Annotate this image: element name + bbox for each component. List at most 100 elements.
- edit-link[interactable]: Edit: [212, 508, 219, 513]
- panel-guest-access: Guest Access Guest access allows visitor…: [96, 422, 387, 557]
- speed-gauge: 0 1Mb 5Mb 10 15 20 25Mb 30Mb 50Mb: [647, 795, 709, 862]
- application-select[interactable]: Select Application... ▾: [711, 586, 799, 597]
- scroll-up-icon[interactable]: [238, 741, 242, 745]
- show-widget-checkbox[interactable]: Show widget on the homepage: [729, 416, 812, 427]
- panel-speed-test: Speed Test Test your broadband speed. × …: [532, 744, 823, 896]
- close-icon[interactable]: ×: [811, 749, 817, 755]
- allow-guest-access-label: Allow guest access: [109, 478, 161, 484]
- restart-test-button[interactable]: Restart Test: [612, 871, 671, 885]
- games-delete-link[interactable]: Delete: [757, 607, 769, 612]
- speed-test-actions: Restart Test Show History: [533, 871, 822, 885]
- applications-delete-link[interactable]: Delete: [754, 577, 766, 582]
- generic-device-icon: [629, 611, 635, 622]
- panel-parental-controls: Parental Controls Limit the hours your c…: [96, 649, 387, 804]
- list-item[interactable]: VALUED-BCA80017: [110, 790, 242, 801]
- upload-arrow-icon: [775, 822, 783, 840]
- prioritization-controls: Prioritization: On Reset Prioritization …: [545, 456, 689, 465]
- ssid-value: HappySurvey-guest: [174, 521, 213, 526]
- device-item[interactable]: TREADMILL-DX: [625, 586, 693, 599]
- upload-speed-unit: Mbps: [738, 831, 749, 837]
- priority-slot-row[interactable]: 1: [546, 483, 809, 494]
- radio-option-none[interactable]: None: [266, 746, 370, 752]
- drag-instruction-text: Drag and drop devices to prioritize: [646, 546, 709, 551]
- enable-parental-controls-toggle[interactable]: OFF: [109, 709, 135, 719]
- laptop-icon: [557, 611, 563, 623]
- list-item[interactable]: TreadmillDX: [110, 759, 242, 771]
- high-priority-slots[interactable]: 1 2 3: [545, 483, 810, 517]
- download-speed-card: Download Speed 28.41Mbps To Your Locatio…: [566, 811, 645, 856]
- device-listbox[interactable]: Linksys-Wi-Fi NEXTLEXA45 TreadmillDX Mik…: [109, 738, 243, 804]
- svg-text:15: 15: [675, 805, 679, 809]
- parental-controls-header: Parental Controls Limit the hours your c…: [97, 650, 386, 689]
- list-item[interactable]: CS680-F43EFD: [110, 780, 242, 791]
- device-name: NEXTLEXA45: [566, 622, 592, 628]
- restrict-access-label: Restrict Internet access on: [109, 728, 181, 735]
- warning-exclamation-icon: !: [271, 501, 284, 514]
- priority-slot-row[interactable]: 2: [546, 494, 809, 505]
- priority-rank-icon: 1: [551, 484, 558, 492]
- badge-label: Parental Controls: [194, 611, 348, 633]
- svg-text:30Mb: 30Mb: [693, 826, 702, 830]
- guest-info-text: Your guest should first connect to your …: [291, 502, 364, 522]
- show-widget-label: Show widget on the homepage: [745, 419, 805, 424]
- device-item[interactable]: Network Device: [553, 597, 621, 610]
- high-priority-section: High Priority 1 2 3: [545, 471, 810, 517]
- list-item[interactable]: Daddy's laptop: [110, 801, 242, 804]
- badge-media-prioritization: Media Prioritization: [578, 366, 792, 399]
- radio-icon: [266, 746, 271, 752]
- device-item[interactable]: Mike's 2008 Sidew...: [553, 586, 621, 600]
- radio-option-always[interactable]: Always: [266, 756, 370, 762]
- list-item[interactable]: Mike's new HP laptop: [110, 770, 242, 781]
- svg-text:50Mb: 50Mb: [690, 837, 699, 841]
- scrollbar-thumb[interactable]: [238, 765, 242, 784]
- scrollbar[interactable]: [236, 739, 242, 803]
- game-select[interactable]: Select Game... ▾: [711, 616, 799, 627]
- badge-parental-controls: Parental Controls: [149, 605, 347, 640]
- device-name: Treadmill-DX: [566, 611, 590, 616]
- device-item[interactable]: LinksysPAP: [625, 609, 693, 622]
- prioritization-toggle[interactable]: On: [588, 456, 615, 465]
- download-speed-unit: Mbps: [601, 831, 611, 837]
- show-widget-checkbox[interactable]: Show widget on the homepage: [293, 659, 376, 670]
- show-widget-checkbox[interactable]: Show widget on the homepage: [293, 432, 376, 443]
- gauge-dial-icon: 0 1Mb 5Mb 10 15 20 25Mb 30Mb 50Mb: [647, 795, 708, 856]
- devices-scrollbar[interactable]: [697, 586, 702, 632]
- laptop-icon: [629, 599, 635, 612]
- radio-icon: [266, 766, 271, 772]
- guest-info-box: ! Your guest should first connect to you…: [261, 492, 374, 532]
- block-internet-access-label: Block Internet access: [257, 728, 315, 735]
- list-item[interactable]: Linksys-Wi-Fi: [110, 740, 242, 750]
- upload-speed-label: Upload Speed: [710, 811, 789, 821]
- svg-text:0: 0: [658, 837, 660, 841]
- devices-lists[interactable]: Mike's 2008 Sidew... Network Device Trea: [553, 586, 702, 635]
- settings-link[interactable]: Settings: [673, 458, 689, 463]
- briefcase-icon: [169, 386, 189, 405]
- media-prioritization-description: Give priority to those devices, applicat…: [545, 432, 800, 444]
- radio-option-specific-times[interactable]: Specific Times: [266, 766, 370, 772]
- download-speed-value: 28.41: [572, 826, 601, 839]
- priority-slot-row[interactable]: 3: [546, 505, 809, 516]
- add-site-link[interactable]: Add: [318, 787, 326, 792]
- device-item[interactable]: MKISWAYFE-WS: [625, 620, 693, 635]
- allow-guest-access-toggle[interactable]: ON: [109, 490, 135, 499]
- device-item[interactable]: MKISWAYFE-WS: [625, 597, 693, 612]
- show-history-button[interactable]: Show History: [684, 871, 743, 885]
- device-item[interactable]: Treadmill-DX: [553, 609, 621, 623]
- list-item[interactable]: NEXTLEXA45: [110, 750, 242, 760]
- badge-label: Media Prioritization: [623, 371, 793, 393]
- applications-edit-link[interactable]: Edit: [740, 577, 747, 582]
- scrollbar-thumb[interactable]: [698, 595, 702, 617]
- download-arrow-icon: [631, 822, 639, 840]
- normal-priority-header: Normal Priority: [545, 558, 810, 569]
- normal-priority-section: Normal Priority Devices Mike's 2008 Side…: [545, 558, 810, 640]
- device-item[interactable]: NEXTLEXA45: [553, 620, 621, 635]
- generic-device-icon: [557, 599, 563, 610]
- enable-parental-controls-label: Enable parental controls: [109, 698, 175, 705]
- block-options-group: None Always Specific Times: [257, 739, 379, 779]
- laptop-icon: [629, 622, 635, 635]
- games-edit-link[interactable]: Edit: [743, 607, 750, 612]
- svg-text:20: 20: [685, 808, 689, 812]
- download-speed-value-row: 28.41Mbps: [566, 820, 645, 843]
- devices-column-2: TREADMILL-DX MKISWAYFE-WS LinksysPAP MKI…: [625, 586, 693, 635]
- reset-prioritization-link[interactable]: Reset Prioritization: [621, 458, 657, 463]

▸ What you are asked to do: Rewrite the listing from its first line through the line containing "- panel-speed-test: Speed", substituting "dashboard" for "homepage" and leaving everything else unchanged.

▸ Full output:
Annotate this image: element name + bbox for each component. List at most 100 elements.
- edit-link[interactable]: Edit: [212, 508, 219, 513]
- panel-guest-access: Guest Access Guest access allows visitor…: [96, 422, 387, 557]
- speed-gauge: 0 1Mb 5Mb 10 15 20 25Mb 30Mb 50Mb: [647, 795, 709, 862]
- application-select[interactable]: Select Application... ▾: [711, 586, 799, 597]
- scroll-up-icon[interactable]: [238, 741, 242, 745]
- show-widget-checkbox[interactable]: Show widget on the dashboard: [729, 416, 812, 427]
- panel-speed-test: Speed Test Test your broadband speed. × …: [532, 744, 823, 896]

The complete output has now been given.